# Problem statement
Go through the records below line by line. Count the lines with "Malerassistent" and give the count alone.

Items from a dataset

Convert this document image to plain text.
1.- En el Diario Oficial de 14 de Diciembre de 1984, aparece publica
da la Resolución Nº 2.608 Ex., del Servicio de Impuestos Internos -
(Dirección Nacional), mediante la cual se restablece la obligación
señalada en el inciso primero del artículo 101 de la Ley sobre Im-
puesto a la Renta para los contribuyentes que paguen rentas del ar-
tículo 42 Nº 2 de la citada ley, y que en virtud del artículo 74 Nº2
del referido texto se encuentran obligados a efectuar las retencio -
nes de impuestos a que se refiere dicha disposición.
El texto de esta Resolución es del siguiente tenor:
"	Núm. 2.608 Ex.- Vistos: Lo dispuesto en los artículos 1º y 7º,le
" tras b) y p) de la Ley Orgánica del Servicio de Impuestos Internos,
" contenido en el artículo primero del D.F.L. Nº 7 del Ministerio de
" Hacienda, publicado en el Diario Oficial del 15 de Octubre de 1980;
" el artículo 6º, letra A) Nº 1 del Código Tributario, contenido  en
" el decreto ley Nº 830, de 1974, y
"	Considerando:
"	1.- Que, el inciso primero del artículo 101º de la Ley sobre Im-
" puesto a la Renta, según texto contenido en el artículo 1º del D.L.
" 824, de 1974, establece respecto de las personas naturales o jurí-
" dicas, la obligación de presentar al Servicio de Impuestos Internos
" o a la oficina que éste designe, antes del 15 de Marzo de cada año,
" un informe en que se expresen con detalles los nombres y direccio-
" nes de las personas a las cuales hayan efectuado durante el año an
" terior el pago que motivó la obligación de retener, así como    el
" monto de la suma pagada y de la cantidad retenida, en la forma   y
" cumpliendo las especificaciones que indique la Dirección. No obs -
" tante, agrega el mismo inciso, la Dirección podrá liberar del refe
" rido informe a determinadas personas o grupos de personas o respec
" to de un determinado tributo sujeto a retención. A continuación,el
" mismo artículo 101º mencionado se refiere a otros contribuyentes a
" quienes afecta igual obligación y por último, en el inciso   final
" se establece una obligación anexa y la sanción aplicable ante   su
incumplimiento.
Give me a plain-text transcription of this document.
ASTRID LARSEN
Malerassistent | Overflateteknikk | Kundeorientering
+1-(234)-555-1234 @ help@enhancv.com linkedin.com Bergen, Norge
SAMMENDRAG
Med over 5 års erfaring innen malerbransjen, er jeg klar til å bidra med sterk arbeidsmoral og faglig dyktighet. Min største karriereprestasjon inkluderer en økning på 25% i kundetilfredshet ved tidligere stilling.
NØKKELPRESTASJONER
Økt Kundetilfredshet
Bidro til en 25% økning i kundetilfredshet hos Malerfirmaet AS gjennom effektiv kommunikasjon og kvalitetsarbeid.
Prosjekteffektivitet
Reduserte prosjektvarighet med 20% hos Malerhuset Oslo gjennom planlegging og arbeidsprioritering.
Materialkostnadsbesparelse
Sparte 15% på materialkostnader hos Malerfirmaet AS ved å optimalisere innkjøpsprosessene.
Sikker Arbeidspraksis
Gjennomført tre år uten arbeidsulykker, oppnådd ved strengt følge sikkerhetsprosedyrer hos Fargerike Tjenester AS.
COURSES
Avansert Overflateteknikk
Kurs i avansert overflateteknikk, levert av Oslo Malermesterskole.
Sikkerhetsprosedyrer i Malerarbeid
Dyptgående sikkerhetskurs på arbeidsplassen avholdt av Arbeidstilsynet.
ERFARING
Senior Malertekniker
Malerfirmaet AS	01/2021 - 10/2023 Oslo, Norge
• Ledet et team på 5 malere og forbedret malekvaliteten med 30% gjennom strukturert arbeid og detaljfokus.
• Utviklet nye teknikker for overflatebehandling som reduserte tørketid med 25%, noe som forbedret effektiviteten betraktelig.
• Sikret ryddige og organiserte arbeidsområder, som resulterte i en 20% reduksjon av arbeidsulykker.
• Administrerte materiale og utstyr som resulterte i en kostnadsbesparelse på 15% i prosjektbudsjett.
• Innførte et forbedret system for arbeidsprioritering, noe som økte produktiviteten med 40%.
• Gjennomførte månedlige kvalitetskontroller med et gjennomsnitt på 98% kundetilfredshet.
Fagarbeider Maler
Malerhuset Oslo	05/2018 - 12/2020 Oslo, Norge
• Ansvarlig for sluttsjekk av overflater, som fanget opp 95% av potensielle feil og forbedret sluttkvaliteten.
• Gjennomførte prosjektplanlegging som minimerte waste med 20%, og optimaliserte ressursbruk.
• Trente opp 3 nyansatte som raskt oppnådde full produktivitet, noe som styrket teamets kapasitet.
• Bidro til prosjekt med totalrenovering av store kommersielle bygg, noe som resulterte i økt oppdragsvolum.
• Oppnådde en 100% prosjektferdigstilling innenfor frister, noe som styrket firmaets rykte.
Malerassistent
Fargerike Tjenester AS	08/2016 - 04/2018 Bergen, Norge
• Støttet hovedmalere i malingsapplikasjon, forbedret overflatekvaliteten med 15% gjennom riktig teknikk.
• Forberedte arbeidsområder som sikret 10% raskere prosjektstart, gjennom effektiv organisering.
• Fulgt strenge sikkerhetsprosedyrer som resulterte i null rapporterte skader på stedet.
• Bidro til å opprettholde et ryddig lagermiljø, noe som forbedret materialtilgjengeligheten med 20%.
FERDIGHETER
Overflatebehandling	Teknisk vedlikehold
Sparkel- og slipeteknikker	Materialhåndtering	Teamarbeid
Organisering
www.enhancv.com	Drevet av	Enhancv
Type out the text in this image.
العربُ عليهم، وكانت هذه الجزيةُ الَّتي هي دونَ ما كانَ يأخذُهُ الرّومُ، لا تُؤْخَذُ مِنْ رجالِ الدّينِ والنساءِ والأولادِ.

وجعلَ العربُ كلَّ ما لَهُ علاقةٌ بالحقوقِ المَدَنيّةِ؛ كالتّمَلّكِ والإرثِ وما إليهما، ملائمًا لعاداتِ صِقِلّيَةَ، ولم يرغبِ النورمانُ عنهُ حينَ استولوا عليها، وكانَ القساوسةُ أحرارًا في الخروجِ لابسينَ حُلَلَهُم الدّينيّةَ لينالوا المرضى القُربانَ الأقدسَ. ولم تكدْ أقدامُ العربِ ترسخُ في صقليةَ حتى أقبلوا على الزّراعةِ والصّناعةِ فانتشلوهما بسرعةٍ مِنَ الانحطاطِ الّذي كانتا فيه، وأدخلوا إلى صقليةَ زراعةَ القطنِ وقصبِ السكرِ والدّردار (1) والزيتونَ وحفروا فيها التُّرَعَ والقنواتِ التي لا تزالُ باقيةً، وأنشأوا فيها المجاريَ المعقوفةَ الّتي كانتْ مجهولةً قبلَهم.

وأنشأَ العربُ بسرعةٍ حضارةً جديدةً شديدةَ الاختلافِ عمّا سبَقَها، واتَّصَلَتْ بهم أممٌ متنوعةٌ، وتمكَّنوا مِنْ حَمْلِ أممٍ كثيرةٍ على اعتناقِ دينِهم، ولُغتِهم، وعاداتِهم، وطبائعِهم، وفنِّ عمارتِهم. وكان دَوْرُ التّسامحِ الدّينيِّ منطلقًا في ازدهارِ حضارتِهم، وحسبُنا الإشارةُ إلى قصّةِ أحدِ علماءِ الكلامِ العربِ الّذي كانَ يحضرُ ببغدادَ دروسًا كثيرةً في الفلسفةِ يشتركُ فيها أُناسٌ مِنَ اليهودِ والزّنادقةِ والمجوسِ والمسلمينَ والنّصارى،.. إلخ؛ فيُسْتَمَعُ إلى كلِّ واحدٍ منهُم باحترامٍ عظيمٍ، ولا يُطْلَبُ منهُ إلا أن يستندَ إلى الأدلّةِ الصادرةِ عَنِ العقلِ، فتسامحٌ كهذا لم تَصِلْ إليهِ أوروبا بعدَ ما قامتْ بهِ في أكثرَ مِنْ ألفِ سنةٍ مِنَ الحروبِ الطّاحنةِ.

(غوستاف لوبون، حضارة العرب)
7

# Answer for the task
2